(THE EXERCISE): Below are entries to be transcribed exactly; exclude the pictures from the copy.

(SUPPLIED MATERIAL):
──────

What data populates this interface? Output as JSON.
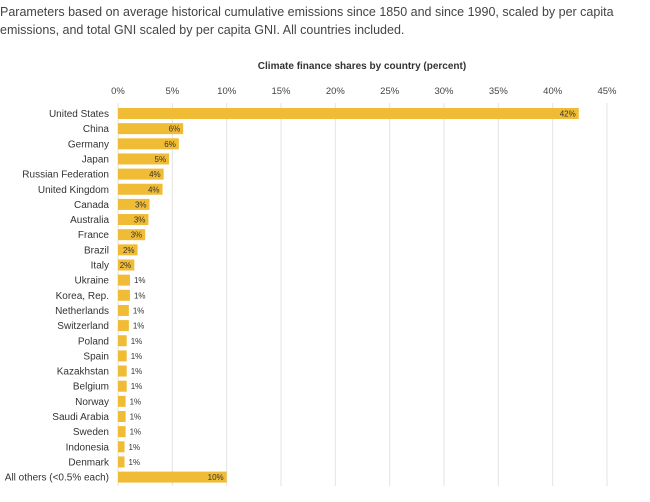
{
  "caption": "Parameters based on average historical cumulative emissions since 1850 and since 1990, scaled by per capita emissions, and total GNI scaled by per capita GNI. All countries included.",
  "chart_data": {
    "type": "bar",
    "orientation": "horizontal",
    "title": "Climate finance shares by country (percent)",
    "xlim": [
      0,
      45
    ],
    "xticks": [
      "0%",
      "5%",
      "10%",
      "15%",
      "20%",
      "25%",
      "30%",
      "35%",
      "40%",
      "45%"
    ],
    "categories": [
      "United States",
      "China",
      "Germany",
      "Japan",
      "Russian Federation",
      "United Kingdom",
      "Canada",
      "Australia",
      "France",
      "Brazil",
      "Italy",
      "Ukraine",
      "Korea, Rep.",
      "Netherlands",
      "Switzerland",
      "Poland",
      "Spain",
      "Kazakhstan",
      "Belgium",
      "Norway",
      "Saudi Arabia",
      "Sweden",
      "Indonesia",
      "Denmark",
      "All others (<0.5% each)"
    ],
    "values": [
      42.4,
      6.0,
      5.6,
      4.7,
      4.2,
      4.1,
      2.9,
      2.8,
      2.5,
      1.8,
      1.5,
      1.1,
      1.1,
      1.0,
      1.0,
      0.8,
      0.8,
      0.8,
      0.8,
      0.7,
      0.7,
      0.7,
      0.6,
      0.6,
      10.0
    ],
    "labels": [
      "42%",
      "6%",
      "6%",
      "5%",
      "4%",
      "4%",
      "3%",
      "3%",
      "3%",
      "2%",
      "2%",
      "1%",
      "1%",
      "1%",
      "1%",
      "1%",
      "1%",
      "1%",
      "1%",
      "1%",
      "1%",
      "1%",
      "1%",
      "1%",
      "10%"
    ],
    "bar_color": "#F0BC35",
    "grid": true
  }
}
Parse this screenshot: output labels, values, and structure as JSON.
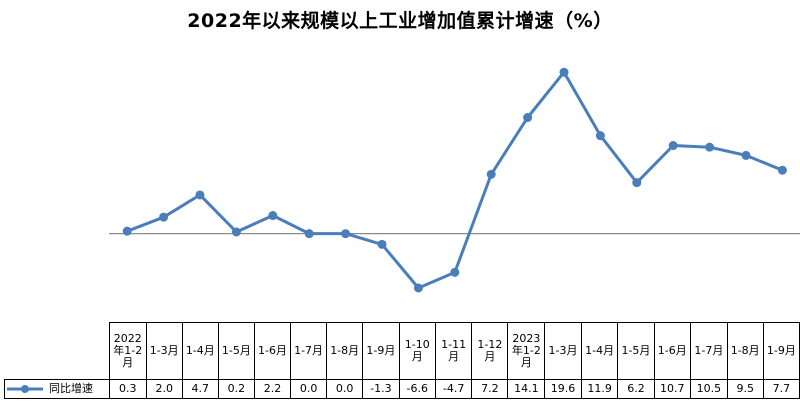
{
  "page": {
    "title": "2022年以来规模以上工业增加值累计增速（%）"
  },
  "chart_data": {
    "type": "line",
    "title": "2022年以来规模以上工业增加值累计增速（%）",
    "xlabel": "",
    "ylabel": "",
    "ylim": [
      -10,
      24
    ],
    "grid": false,
    "zero_line": true,
    "legend": "data-table",
    "categories": [
      "2022年1-2月",
      "1-3月",
      "1-4月",
      "1-5月",
      "1-6月",
      "1-7月",
      "1-8月",
      "1-9月",
      "1-10月",
      "1-11月",
      "1-12月",
      "2023年1-2月",
      "1-3月",
      "1-4月",
      "1-5月",
      "1-6月",
      "1-7月",
      "1-8月",
      "1-9月"
    ],
    "table_headers": [
      "2022年1-2月",
      "1-3月",
      "1-4月",
      "1-5月",
      "1-6月",
      "1-7月",
      "1-8月",
      "1-9月",
      "1-10月",
      "1-11月",
      "1-12月",
      "2023年1-2月",
      "1-3月",
      "1-4月",
      "1-5月",
      "1-6月",
      "1-7月",
      "1-8月",
      "1-9月"
    ],
    "series": [
      {
        "name": "同比增速",
        "color": "#4a7ebb",
        "values": [
          0.3,
          2.0,
          4.7,
          0.2,
          2.2,
          0.0,
          0.0,
          -1.3,
          -6.6,
          -4.7,
          7.2,
          14.1,
          19.6,
          11.9,
          6.2,
          10.7,
          10.5,
          9.5,
          7.7
        ],
        "labels": [
          "0.3",
          "2.0",
          "4.7",
          "0.2",
          "2.2",
          "0.0",
          "0.0",
          "-1.3",
          "-6.6",
          "-4.7",
          "7.2",
          "14.1",
          "19.6",
          "11.9",
          "6.2",
          "10.7",
          "10.5",
          "9.5",
          "7.7"
        ]
      }
    ]
  }
}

──────

(EXERCISE SOLUTION):
What data populates this interface? Output as JSON.
{
  "caption": "Parameters based on average historical cumulative emissions since 1850 and since 1990, scaled by per capita emissions, and total GNI scaled by per capita GNI. All countries included.",
  "chart_data": {
    "type": "bar",
    "orientation": "horizontal",
    "title": "Climate finance shares by country (percent)",
    "xlim": [
      0,
      45
    ],
    "xticks": [
      "0%",
      "5%",
      "10%",
      "15%",
      "20%",
      "25%",
      "30%",
      "35%",
      "40%",
      "45%"
    ],
    "categories": [
      "United States",
      "China",
      "Germany",
      "Japan",
      "Russian Federation",
      "United Kingdom",
      "Canada",
      "Australia",
      "France",
      "Brazil",
      "Italy",
      "Ukraine",
      "Korea, Rep.",
      "Netherlands",
      "Switzerland",
      "Poland",
      "Spain",
      "Kazakhstan",
      "Belgium",
      "Norway",
      "Saudi Arabia",
      "Sweden",
      "Indonesia",
      "Denmark",
      "All others (<0.5% each)"
    ],
    "values": [
      42.4,
      6.0,
      5.6,
      4.7,
      4.2,
      4.1,
      2.9,
      2.8,
      2.5,
      1.8,
      1.5,
      1.1,
      1.1,
      1.0,
      1.0,
      0.8,
      0.8,
      0.8,
      0.8,
      0.7,
      0.7,
      0.7,
      0.6,
      0.6,
      10.0
    ],
    "labels": [
      "42%",
      "6%",
      "6%",
      "5%",
      "4%",
      "4%",
      "3%",
      "3%",
      "3%",
      "2%",
      "2%",
      "1%",
      "1%",
      "1%",
      "1%",
      "1%",
      "1%",
      "1%",
      "1%",
      "1%",
      "1%",
      "1%",
      "1%",
      "1%",
      "10%"
    ],
    "bar_color": "#F0BC35",
    "grid": true
  }
}
Parse this screenshot: output labels, values, and structure as JSON.
{
  "page": {
    "title": "2022年以来规模以上工业增加值累计增速（%）"
  },
  "chart_data": {
    "type": "line",
    "title": "2022年以来规模以上工业增加值累计增速（%）",
    "xlabel": "",
    "ylabel": "",
    "ylim": [
      -10,
      24
    ],
    "grid": false,
    "zero_line": true,
    "legend": "data-table",
    "categories": [
      "2022年1-2月",
      "1-3月",
      "1-4月",
      "1-5月",
      "1-6月",
      "1-7月",
      "1-8月",
      "1-9月",
      "1-10月",
      "1-11月",
      "1-12月",
      "2023年1-2月",
      "1-3月",
      "1-4月",
      "1-5月",
      "1-6月",
      "1-7月",
      "1-8月",
      "1-9月"
    ],
    "table_headers": [
      "2022年1-2月",
      "1-3月",
      "1-4月",
      "1-5月",
      "1-6月",
      "1-7月",
      "1-8月",
      "1-9月",
      "1-10月",
      "1-11月",
      "1-12月",
      "2023年1-2月",
      "1-3月",
      "1-4月",
      "1-5月",
      "1-6月",
      "1-7月",
      "1-8月",
      "1-9月"
    ],
    "series": [
      {
        "name": "同比增速",
        "color": "#4a7ebb",
        "values": [
          0.3,
          2.0,
          4.7,
          0.2,
          2.2,
          0.0,
          0.0,
          -1.3,
          -6.6,
          -4.7,
          7.2,
          14.1,
          19.6,
          11.9,
          6.2,
          10.7,
          10.5,
          9.5,
          7.7
        ],
        "labels": [
          "0.3",
          "2.0",
          "4.7",
          "0.2",
          "2.2",
          "0.0",
          "0.0",
          "-1.3",
          "-6.6",
          "-4.7",
          "7.2",
          "14.1",
          "19.6",
          "11.9",
          "6.2",
          "10.7",
          "10.5",
          "9.5",
          "7.7"
        ]
      }
    ]
  }
}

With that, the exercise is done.